To be done. Lines containing the string "chains" are to be counted. Write only how many there are.
>> start
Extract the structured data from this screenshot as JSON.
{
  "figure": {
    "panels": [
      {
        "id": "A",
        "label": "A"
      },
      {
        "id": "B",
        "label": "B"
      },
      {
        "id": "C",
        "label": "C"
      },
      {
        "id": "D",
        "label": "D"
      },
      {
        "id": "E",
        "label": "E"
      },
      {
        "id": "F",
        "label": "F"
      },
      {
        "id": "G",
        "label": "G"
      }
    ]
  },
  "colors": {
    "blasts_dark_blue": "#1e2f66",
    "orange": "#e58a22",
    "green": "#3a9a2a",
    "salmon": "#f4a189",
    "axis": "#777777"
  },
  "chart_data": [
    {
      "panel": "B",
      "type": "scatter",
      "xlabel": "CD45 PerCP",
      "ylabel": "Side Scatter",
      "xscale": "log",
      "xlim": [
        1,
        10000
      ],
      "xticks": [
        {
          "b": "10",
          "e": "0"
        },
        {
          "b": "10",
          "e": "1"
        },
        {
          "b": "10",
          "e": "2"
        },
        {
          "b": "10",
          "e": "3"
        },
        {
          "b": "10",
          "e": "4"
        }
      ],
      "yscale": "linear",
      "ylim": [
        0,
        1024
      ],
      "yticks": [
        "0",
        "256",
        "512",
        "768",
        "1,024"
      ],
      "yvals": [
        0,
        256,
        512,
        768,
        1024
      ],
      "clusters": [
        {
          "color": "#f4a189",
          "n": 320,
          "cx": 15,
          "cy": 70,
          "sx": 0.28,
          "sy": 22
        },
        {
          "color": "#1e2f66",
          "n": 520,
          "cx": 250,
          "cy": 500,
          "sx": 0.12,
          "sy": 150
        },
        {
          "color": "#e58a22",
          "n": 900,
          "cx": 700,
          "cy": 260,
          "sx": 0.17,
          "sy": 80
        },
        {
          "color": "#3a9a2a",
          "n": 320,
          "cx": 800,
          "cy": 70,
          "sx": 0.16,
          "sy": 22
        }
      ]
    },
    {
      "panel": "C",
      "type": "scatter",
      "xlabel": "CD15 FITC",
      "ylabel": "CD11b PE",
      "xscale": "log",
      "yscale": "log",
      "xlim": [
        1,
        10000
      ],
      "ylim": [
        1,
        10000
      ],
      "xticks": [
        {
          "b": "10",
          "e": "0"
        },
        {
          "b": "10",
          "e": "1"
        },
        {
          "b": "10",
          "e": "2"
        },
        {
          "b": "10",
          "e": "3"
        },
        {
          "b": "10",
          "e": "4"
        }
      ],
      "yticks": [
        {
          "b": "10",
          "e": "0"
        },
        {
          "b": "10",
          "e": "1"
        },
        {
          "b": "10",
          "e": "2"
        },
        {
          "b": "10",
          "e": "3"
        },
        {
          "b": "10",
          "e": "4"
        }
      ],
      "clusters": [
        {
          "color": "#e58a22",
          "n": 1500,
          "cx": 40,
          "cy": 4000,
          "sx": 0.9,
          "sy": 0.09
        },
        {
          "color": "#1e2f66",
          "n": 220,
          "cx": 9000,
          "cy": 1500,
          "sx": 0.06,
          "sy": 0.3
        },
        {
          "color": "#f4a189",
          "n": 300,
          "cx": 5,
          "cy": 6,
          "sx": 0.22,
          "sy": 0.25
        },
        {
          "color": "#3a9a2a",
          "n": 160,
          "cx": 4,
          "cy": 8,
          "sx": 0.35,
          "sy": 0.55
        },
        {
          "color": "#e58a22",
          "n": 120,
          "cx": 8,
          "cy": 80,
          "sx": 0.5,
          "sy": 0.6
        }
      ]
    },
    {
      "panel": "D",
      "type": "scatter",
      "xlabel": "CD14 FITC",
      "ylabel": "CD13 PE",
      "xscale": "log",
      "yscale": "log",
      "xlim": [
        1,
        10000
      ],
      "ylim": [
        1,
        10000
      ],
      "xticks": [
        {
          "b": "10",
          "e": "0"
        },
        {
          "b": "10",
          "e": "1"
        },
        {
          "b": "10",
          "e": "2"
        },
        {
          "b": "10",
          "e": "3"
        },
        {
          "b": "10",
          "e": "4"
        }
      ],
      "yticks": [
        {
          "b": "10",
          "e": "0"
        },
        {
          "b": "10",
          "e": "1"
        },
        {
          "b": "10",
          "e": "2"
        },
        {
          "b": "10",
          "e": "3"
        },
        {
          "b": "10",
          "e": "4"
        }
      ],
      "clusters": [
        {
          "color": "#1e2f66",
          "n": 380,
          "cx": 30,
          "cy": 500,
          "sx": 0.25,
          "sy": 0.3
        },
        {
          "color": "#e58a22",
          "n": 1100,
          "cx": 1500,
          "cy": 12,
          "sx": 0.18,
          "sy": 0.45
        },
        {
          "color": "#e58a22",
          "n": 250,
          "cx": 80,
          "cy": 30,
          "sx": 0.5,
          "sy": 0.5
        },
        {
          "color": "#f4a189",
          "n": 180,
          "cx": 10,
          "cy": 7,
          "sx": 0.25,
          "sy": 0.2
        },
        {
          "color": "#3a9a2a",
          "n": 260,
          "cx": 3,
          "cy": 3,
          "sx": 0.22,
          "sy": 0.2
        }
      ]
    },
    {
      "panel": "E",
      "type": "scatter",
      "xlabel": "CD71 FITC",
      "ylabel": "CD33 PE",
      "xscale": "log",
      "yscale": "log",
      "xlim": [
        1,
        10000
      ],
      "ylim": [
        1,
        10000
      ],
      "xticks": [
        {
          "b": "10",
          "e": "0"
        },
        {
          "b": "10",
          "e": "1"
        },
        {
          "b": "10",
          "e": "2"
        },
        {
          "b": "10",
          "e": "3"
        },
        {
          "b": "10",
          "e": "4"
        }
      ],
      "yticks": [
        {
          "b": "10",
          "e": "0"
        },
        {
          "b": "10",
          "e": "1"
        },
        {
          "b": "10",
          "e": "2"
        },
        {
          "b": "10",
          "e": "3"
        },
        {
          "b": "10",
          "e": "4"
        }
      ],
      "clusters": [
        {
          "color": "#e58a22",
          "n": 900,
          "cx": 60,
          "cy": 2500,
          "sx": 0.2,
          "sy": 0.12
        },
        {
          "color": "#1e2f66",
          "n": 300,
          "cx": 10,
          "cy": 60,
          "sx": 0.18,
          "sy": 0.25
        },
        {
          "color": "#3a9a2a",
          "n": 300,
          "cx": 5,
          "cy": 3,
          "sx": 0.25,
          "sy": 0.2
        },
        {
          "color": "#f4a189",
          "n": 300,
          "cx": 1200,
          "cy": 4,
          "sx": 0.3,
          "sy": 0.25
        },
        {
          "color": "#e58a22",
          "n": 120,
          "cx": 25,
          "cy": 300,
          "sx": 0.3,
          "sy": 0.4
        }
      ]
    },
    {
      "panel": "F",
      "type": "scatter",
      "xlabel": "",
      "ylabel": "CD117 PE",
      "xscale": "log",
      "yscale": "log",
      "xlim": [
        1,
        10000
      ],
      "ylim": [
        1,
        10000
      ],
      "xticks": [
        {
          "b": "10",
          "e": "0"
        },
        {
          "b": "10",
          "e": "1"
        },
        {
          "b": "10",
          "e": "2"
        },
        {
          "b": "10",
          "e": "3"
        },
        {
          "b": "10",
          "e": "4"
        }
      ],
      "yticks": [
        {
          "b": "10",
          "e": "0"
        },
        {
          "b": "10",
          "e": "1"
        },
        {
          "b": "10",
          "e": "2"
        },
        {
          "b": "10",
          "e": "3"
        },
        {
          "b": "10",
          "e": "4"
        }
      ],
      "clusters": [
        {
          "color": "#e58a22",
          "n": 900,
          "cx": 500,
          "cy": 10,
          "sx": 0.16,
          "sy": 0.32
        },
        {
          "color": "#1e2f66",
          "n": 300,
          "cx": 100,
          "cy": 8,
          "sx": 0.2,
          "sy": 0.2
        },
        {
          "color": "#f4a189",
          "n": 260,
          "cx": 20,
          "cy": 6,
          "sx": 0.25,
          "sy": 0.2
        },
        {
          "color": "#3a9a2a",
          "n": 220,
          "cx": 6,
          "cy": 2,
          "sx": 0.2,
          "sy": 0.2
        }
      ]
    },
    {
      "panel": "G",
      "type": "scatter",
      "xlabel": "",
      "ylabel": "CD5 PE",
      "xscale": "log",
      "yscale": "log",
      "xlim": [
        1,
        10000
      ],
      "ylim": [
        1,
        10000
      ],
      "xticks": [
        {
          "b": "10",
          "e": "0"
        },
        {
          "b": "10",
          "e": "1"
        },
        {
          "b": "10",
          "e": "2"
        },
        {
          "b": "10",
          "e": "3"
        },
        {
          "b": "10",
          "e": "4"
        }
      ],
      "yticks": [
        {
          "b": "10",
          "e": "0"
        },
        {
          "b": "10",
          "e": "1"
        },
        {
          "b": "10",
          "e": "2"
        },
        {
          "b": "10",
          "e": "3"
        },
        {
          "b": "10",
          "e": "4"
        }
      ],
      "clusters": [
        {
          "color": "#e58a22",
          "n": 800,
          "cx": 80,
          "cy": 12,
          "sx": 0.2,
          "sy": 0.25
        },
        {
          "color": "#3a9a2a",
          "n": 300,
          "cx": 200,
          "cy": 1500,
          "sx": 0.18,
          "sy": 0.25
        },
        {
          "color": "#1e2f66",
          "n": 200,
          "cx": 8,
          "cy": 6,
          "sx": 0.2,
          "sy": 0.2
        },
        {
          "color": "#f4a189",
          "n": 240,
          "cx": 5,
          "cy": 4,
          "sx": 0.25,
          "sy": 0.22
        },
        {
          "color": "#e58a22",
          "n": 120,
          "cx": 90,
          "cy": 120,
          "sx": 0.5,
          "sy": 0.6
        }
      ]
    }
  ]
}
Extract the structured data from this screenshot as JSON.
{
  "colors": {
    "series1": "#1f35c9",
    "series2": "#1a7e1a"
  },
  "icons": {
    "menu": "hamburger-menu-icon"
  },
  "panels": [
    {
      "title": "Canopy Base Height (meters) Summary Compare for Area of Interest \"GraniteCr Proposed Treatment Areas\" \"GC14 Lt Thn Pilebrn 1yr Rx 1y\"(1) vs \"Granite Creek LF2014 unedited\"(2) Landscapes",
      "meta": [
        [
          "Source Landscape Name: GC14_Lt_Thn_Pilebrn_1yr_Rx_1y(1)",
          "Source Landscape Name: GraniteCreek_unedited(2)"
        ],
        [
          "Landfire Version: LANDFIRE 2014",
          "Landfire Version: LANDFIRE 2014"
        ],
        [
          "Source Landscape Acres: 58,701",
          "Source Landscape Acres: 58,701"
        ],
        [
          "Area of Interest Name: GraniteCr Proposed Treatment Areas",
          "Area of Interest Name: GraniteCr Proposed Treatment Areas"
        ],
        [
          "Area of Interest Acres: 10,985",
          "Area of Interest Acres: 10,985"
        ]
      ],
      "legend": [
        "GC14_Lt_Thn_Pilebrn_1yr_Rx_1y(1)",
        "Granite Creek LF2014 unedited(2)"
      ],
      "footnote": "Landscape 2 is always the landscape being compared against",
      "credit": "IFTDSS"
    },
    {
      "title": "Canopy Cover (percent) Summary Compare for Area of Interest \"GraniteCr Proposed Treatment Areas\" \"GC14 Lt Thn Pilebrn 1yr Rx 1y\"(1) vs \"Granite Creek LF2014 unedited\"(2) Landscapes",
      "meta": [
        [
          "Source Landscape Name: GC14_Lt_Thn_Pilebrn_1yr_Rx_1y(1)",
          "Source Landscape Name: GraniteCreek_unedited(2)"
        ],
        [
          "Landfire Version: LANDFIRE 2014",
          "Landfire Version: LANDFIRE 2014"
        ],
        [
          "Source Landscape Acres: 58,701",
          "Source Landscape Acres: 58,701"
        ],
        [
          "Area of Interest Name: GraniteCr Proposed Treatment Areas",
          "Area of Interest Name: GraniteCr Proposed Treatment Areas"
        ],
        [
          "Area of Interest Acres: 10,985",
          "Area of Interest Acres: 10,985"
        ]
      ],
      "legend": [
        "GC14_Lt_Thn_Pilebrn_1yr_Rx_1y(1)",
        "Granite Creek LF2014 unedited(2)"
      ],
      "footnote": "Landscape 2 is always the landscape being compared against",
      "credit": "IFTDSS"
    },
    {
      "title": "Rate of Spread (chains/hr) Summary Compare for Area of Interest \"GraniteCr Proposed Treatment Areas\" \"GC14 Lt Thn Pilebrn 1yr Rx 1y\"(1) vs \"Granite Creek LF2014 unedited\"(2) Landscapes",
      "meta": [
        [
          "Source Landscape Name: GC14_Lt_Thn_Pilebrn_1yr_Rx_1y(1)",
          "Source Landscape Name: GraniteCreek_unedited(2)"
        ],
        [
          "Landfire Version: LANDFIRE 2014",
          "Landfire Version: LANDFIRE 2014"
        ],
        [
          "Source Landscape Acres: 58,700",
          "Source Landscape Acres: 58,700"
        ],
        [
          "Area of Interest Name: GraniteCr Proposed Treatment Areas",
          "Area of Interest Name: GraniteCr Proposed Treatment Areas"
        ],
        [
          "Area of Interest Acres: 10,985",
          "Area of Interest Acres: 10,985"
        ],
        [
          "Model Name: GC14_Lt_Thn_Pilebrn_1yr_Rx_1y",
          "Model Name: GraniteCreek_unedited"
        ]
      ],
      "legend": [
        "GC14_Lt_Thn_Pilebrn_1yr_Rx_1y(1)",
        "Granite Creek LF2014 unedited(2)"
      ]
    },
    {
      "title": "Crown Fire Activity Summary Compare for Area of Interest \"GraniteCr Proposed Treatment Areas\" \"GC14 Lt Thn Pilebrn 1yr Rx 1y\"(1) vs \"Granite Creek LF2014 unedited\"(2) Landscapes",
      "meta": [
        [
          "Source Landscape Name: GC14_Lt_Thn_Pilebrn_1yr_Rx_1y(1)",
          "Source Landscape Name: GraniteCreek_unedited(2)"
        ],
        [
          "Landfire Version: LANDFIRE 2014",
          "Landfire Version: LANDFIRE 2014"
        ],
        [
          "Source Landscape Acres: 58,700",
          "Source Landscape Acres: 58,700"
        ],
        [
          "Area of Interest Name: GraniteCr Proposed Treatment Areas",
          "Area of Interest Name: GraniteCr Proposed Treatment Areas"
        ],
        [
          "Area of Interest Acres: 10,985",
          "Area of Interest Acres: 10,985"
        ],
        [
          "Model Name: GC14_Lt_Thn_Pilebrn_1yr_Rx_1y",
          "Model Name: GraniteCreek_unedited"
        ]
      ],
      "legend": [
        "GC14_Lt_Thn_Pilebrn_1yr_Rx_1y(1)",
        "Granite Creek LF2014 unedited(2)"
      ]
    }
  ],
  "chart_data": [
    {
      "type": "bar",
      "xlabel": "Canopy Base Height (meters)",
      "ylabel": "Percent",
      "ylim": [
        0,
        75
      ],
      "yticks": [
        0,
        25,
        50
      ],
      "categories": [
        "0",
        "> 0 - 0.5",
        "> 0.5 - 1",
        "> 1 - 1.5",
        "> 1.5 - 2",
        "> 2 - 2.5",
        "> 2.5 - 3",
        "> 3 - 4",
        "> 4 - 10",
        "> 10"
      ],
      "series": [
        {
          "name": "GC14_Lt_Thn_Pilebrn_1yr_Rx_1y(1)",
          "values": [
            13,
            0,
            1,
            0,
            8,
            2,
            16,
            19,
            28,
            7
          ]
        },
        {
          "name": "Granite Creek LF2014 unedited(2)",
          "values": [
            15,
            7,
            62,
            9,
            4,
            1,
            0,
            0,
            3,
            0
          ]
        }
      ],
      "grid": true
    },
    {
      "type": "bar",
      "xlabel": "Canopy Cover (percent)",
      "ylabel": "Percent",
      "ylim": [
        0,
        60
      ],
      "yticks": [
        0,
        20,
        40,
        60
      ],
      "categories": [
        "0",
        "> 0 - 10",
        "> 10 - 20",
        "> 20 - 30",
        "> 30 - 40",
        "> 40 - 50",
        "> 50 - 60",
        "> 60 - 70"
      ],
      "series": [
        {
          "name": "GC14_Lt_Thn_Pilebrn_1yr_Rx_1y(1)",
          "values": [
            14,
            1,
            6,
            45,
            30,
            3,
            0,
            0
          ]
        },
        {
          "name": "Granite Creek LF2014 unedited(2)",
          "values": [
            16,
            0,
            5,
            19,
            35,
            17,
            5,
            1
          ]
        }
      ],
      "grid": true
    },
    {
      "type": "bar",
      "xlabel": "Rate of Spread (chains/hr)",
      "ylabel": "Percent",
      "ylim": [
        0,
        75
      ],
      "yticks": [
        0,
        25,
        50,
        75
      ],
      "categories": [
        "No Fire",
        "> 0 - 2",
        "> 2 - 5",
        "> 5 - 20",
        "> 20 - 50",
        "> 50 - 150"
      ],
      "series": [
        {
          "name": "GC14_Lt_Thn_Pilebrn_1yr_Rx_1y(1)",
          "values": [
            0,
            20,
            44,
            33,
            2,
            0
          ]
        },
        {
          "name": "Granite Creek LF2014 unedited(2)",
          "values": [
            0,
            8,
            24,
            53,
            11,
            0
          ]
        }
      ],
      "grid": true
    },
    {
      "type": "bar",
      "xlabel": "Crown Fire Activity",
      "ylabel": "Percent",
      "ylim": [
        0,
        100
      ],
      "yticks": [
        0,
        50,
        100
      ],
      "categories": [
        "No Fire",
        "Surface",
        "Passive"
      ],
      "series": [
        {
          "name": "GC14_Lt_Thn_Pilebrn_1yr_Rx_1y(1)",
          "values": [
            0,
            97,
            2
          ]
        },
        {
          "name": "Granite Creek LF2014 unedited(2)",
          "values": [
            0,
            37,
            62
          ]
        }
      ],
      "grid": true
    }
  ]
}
>> end
The reply. 2